Problem statement: Take the material and output all of it exactly.

(Dataset entries)
>> START
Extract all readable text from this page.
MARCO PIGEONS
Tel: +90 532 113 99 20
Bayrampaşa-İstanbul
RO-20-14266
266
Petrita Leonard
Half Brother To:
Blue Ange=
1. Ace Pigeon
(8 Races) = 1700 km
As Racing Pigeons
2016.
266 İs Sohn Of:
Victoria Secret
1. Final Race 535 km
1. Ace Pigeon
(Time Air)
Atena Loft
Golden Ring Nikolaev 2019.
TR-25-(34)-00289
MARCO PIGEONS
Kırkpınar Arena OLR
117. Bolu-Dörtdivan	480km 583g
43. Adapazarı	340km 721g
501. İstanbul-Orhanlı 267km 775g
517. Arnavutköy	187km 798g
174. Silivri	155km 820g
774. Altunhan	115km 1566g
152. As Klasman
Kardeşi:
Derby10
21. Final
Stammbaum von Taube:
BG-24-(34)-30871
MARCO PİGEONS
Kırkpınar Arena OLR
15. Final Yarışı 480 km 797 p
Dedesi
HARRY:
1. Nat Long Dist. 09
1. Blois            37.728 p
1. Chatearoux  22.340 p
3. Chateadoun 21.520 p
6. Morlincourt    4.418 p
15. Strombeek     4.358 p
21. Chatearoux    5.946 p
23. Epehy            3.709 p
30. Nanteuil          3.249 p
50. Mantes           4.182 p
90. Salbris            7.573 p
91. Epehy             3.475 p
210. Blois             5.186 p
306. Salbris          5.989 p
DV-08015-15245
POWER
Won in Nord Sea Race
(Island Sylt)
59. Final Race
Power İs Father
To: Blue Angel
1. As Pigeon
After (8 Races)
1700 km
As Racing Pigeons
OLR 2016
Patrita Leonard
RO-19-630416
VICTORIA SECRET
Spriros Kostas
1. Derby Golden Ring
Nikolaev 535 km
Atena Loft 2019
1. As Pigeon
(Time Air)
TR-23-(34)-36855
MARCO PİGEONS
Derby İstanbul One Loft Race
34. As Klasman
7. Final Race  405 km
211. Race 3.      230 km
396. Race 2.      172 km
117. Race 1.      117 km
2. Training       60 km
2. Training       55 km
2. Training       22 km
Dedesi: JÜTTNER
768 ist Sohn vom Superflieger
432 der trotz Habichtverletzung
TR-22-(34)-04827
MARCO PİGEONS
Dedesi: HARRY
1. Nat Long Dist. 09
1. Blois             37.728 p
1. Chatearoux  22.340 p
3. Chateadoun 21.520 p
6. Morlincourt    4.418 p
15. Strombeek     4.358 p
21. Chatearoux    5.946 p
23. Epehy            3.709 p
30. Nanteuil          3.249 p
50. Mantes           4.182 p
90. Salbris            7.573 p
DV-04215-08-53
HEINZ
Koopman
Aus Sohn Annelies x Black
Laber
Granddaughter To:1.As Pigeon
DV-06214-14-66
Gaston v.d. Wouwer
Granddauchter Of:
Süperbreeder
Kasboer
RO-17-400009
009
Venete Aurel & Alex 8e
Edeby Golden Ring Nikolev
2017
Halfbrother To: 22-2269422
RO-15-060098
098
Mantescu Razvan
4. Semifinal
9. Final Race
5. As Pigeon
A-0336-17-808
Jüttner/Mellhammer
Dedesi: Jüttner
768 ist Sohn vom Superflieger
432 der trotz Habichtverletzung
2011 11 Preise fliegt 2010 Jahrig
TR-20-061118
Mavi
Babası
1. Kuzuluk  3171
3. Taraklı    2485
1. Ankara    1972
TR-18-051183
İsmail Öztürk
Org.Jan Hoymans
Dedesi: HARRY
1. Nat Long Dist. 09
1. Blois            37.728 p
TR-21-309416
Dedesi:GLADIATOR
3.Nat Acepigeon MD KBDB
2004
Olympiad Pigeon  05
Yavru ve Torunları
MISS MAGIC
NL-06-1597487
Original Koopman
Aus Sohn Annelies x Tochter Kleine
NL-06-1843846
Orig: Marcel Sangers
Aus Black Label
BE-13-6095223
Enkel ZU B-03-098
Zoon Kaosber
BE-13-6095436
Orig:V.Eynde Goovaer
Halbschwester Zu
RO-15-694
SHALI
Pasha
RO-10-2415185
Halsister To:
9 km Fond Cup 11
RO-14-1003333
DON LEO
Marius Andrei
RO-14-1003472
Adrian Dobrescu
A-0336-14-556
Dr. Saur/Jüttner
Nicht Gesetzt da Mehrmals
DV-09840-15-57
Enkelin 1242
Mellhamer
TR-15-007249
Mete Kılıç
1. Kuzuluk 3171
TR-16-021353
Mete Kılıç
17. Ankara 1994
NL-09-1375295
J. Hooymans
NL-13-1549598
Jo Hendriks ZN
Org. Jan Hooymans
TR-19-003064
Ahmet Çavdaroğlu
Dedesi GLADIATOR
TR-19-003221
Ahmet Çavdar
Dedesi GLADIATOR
>> END
Solution:
Extract all readable text from this page.
MARCO PIGEONS
Tel: +90 532 113 99 20
Bayrampaşa-İstanbul
RO-20-14266
266
Petrita Leonard
Half Brother To:
Blue Ange=
1. Ace Pigeon
(8 Races) = 1700 km
As Racing Pigeons
2016.
266 İs Sohn Of:
Victoria Secret
1. Final Race 535 km
1. Ace Pigeon
(Time Air)
Atena Loft
Golden Ring Nikolaev 2019.
TR-25-(34)-00289
MARCO PIGEONS
Kırkpınar Arena OLR
117. Bolu-Dörtdivan	480km 583g
43. Adapazarı	340km 721g
501. İstanbul-Orhanlı 267km 775g
517. Arnavutköy	187km 798g
174. Silivri	155km 820g
774. Altunhan	115km 1566g
152. As Klasman
Kardeşi:
Derby10
21. Final
Stammbaum von Taube:
BG-24-(34)-30871
MARCO PİGEONS
Kırkpınar Arena OLR
15. Final Yarışı 480 km 797 p
Dedesi
HARRY:
1. Nat Long Dist. 09
1. Blois            37.728 p
1. Chatearoux  22.340 p
3. Chateadoun 21.520 p
6. Morlincourt    4.418 p
15. Strombeek     4.358 p
21. Chatearoux    5.946 p
23. Epehy            3.709 p
30. Nanteuil          3.249 p
50. Mantes           4.182 p
90. Salbris            7.573 p
91. Epehy             3.475 p
210. Blois             5.186 p
306. Salbris          5.989 p
DV-08015-15245
POWER
Won in Nord Sea Race
(Island Sylt)
59. Final Race
Power İs Father
To: Blue Angel
1. As Pigeon
After (8 Races)
1700 km
As Racing Pigeons
OLR 2016
Patrita Leonard
RO-19-630416
VICTORIA SECRET
Spriros Kostas
1. Derby Golden Ring
Nikolaev 535 km
Atena Loft 2019
1. As Pigeon
(Time Air)
TR-23-(34)-36855
MARCO PİGEONS
Derby İstanbul One Loft Race
34. As Klasman
7. Final Race  405 km
211. Race 3.      230 km
396. Race 2.      172 km
117. Race 1.      117 km
2. Training       60 km
2. Training       55 km
2. Training       22 km
Dedesi: JÜTTNER
768 ist Sohn vom Superflieger
432 der trotz Habichtverletzung
TR-22-(34)-04827
MARCO PİGEONS
Dedesi: HARRY
1. Nat Long Dist. 09
1. Blois             37.728 p
1. Chatearoux  22.340 p
3. Chateadoun 21.520 p
6. Morlincourt    4.418 p
15. Strombeek     4.358 p
21. Chatearoux    5.946 p
23. Epehy            3.709 p
30. Nanteuil          3.249 p
50. Mantes           4.182 p
90. Salbris            7.573 p
DV-04215-08-53
HEINZ
Koopman
Aus Sohn Annelies x Black
Laber
Granddaughter To:1.As Pigeon
DV-06214-14-66
Gaston v.d. Wouwer
Granddauchter Of:
Süperbreeder
Kasboer
RO-17-400009
009
Venete Aurel & Alex 8e
Edeby Golden Ring Nikolev
2017
Halfbrother To: 22-2269422
RO-15-060098
098
Mantescu Razvan
4. Semifinal
9. Final Race
5. As Pigeon
A-0336-17-808
Jüttner/Mellhammer
Dedesi: Jüttner
768 ist Sohn vom Superflieger
432 der trotz Habichtverletzung
2011 11 Preise fliegt 2010 Jahrig
TR-20-061118
Mavi
Babası
1. Kuzuluk  3171
3. Taraklı    2485
1. Ankara    1972
TR-18-051183
İsmail Öztürk
Org.Jan Hoymans
Dedesi: HARRY
1. Nat Long Dist. 09
1. Blois            37.728 p
TR-21-309416
Dedesi:GLADIATOR
3.Nat Acepigeon MD KBDB
2004
Olympiad Pigeon  05
Yavru ve Torunları
MISS MAGIC
NL-06-1597487
Original Koopman
Aus Sohn Annelies x Tochter Kleine
NL-06-1843846
Orig: Marcel Sangers
Aus Black Label
BE-13-6095223
Enkel ZU B-03-098
Zoon Kaosber
BE-13-6095436
Orig:V.Eynde Goovaer
Halbschwester Zu
RO-15-694
SHALI
Pasha
RO-10-2415185
Halsister To:
9 km Fond Cup 11
RO-14-1003333
DON LEO
Marius Andrei
RO-14-1003472
Adrian Dobrescu
A-0336-14-556
Dr. Saur/Jüttner
Nicht Gesetzt da Mehrmals
DV-09840-15-57
Enkelin 1242
Mellhamer
TR-15-007249
Mete Kılıç
1. Kuzuluk 3171
TR-16-021353
Mete Kılıç
17. Ankara 1994
NL-09-1375295
J. Hooymans
NL-13-1549598
Jo Hendriks ZN
Org. Jan Hooymans
TR-19-003064
Ahmet Çavdaroğlu
Dedesi GLADIATOR
TR-19-003221
Ahmet Çavdar
Dedesi GLADIATOR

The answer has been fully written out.